WHAT TO PRODUCE ::
How many lines hold the string "Address"? Reply with the number alone.

↓↓↓

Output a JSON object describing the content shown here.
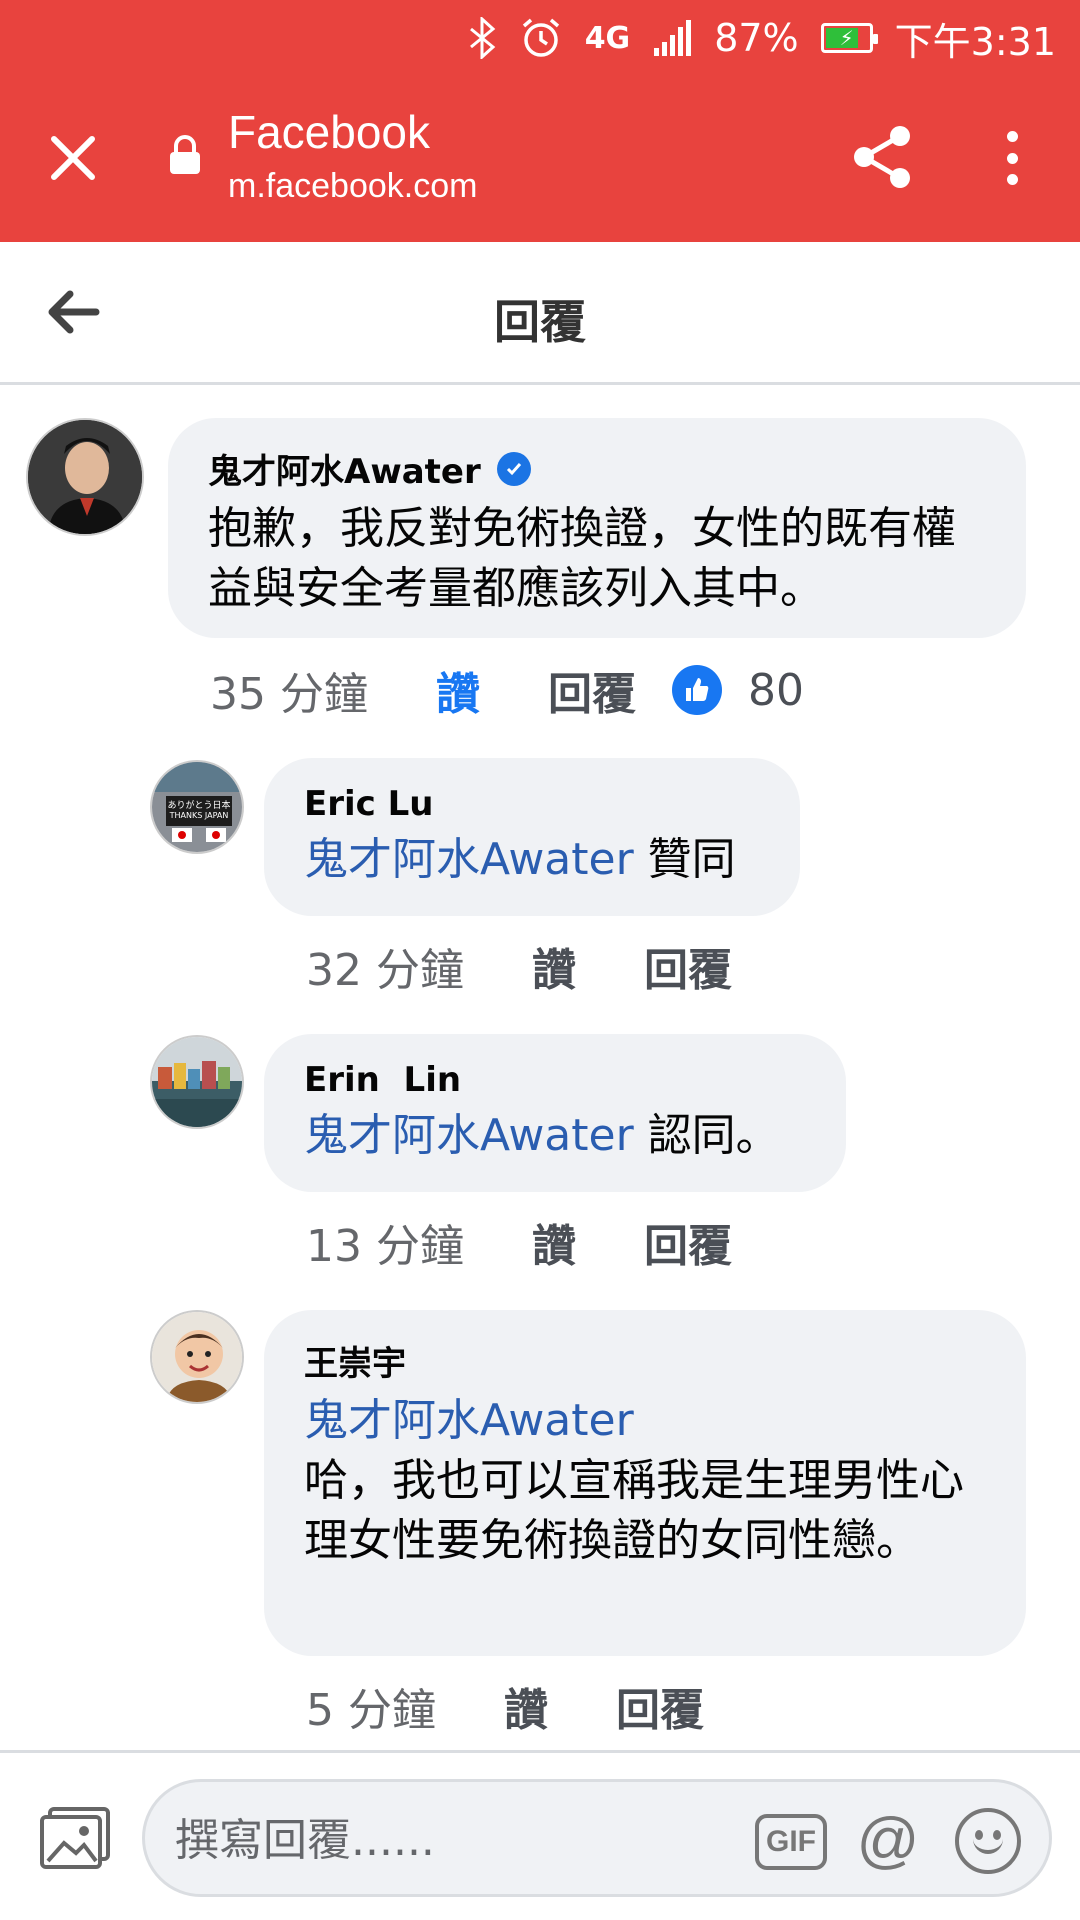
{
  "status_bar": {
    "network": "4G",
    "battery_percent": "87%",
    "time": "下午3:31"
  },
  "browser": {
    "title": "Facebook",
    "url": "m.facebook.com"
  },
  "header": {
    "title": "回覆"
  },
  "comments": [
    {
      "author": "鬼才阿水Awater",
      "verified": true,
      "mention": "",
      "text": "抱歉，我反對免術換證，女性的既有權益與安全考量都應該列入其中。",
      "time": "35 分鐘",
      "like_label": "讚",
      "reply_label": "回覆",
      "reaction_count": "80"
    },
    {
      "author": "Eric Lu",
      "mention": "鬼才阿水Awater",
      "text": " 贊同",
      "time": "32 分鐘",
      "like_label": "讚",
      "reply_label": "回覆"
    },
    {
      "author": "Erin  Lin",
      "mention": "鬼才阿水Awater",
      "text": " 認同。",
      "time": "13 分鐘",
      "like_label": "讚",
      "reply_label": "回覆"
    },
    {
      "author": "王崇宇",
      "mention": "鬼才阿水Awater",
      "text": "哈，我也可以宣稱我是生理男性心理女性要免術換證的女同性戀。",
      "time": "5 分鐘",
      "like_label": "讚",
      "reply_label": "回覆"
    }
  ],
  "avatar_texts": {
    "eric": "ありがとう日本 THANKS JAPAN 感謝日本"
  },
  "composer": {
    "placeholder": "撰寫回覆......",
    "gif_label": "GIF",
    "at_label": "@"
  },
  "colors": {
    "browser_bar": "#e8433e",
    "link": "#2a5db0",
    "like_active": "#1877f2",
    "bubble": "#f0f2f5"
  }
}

↑↑↑
↓↓↓

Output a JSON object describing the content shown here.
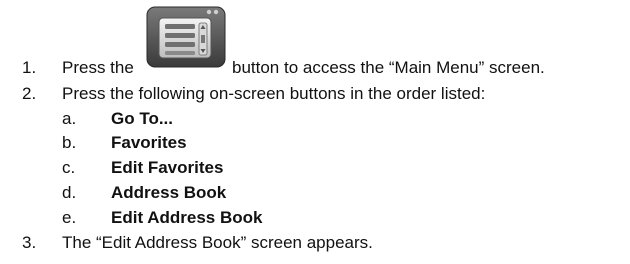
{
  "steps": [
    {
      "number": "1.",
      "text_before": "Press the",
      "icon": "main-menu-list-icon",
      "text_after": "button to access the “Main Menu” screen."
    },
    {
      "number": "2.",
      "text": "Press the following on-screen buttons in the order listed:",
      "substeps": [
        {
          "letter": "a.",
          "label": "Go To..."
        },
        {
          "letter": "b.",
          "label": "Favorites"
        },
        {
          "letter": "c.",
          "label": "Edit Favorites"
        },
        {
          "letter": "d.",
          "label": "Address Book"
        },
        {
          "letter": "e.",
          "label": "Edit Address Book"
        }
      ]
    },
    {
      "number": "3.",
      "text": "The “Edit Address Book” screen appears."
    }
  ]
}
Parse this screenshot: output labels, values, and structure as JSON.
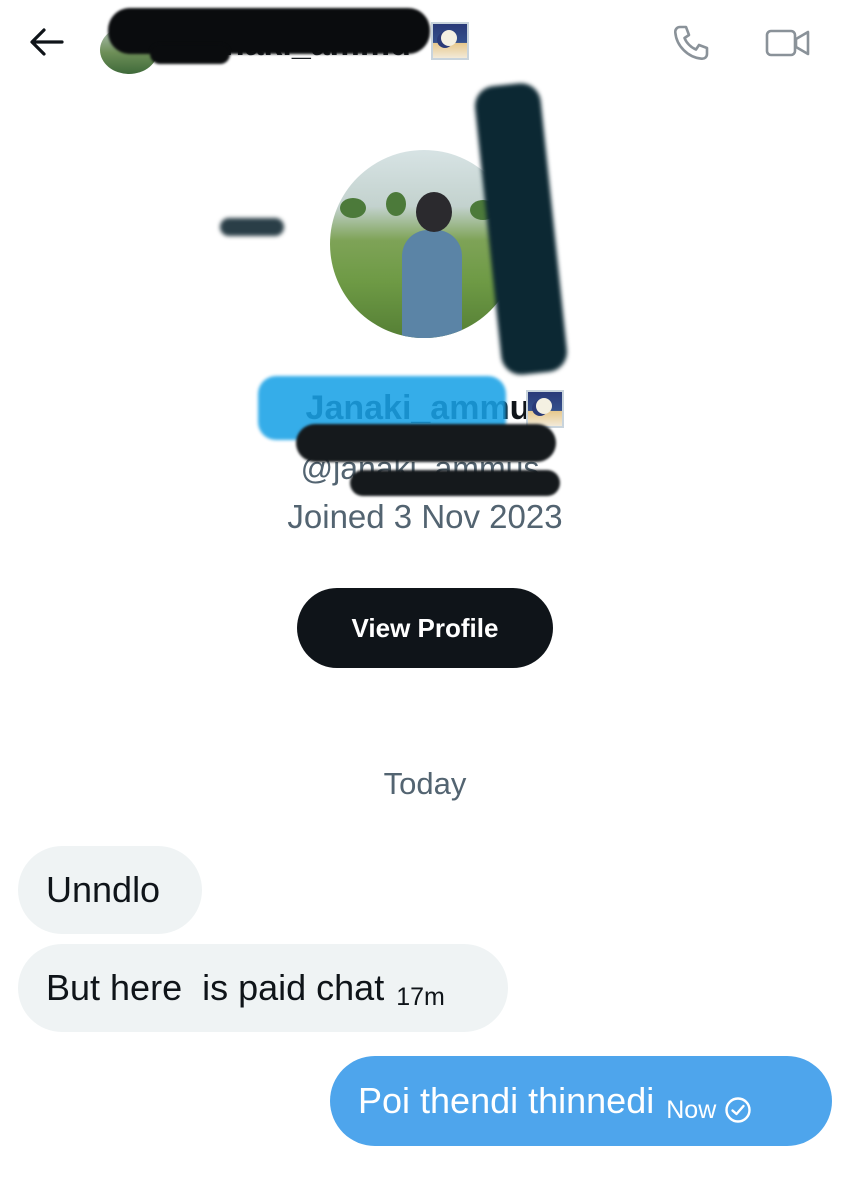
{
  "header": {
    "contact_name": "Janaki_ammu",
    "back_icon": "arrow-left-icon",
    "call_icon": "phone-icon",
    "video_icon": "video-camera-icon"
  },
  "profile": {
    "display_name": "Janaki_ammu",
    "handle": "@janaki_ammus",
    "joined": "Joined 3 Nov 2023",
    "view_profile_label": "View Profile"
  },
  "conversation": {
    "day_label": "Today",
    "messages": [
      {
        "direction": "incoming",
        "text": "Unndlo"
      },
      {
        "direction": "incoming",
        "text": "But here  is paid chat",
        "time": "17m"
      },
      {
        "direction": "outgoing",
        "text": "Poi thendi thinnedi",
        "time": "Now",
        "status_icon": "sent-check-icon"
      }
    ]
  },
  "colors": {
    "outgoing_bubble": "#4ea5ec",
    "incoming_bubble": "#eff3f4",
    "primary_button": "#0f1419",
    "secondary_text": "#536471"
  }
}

↑↑↑

IN RESPONSE ::
3